## BEGIN

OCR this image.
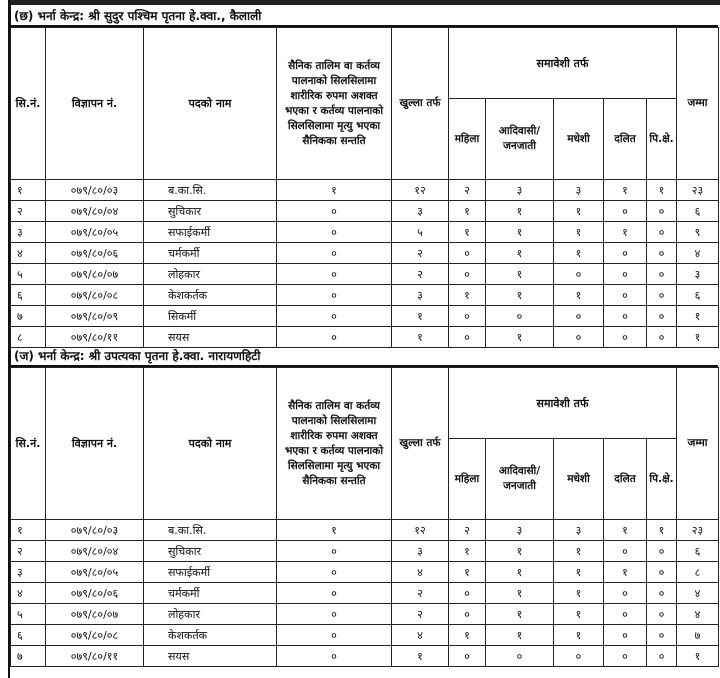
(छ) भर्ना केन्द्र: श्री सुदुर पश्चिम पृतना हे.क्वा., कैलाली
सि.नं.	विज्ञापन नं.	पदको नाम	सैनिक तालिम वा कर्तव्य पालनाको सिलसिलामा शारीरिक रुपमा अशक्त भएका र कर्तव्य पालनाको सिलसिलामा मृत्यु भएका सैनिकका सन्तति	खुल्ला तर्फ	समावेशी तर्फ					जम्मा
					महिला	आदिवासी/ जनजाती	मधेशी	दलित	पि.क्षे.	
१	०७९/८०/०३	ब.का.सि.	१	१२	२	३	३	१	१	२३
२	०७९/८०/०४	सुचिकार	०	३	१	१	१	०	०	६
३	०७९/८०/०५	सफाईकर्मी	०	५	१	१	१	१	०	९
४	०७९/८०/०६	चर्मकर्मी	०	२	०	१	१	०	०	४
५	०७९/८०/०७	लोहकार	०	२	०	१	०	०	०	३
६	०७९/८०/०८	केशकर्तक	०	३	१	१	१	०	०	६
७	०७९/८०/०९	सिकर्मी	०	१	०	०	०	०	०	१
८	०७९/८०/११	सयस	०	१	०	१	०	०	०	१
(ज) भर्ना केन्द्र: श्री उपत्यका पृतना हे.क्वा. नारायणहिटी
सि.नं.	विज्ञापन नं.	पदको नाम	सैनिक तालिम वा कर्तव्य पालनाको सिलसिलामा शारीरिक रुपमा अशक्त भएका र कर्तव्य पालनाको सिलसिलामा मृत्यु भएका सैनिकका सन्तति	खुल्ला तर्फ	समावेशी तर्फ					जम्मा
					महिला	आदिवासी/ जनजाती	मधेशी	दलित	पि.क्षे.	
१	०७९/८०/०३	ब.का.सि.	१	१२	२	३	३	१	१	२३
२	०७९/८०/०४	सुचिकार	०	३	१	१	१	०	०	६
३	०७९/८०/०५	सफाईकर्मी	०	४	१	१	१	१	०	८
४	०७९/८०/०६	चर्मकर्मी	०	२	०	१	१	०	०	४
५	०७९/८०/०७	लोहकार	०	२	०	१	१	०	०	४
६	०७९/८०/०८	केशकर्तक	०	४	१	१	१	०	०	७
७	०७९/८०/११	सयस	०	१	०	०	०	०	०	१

## END

-- Short exercise --
Without the pictures, reproduce every line of the records above exactly.

-- Exercise output --
OCR this image.
(छ) भर्ना केन्द्र: श्री सुदुर पश्चिम पृतना हे.क्वा., कैलाली
सि.नं.	विज्ञापन नं.	पदको नाम	सैनिक तालिम वा कर्तव्य पालनाको सिलसिलामा शारीरिक रुपमा अशक्त भएका र कर्तव्य पालनाको सिलसिलामा मृत्यु भएका सैनिकका सन्तति	खुल्ला तर्फ	समावेशी तर्फ					जम्मा
					महिला	आदिवासी/ जनजाती	मधेशी	दलित	पि.क्षे.	
१	०७९/८०/०३	ब.का.सि.	१	१२	२	३	३	१	१	२३
२	०७९/८०/०४	सुचिकार	०	३	१	१	१	०	०	६
३	०७९/८०/०५	सफाईकर्मी	०	५	१	१	१	१	०	९
४	०७९/८०/०६	चर्मकर्मी	०	२	०	१	१	०	०	४
५	०७९/८०/०७	लोहकार	०	२	०	१	०	०	०	३
६	०७९/८०/०८	केशकर्तक	०	३	१	१	१	०	०	६
७	०७९/८०/०९	सिकर्मी	०	१	०	०	०	०	०	१
८	०७९/८०/११	सयस	०	१	०	१	०	०	०	१
(ज) भर्ना केन्द्र: श्री उपत्यका पृतना हे.क्वा. नारायणहिटी
सि.नं.	विज्ञापन नं.	पदको नाम	सैनिक तालिम वा कर्तव्य पालनाको सिलसिलामा शारीरिक रुपमा अशक्त भएका र कर्तव्य पालनाको सिलसिलामा मृत्यु भएका सैनिकका सन्तति	खुल्ला तर्फ	समावेशी तर्फ					जम्मा
					महिला	आदिवासी/ जनजाती	मधेशी	दलित	पि.क्षे.	
१	०७९/८०/०३	ब.का.सि.	१	१२	२	३	३	१	१	२३
२	०७९/८०/०४	सुचिकार	०	३	१	१	१	०	०	६
३	०७९/८०/०५	सफाईकर्मी	०	४	१	१	१	१	०	८
४	०७९/८०/०६	चर्मकर्मी	०	२	०	१	१	०	०	४
५	०७९/८०/०७	लोहकार	०	२	०	१	१	०	०	४
६	०७९/८०/०८	केशकर्तक	०	४	१	१	१	०	०	७
७	०७९/८०/११	सयस	०	१	०	०	०	०	०	१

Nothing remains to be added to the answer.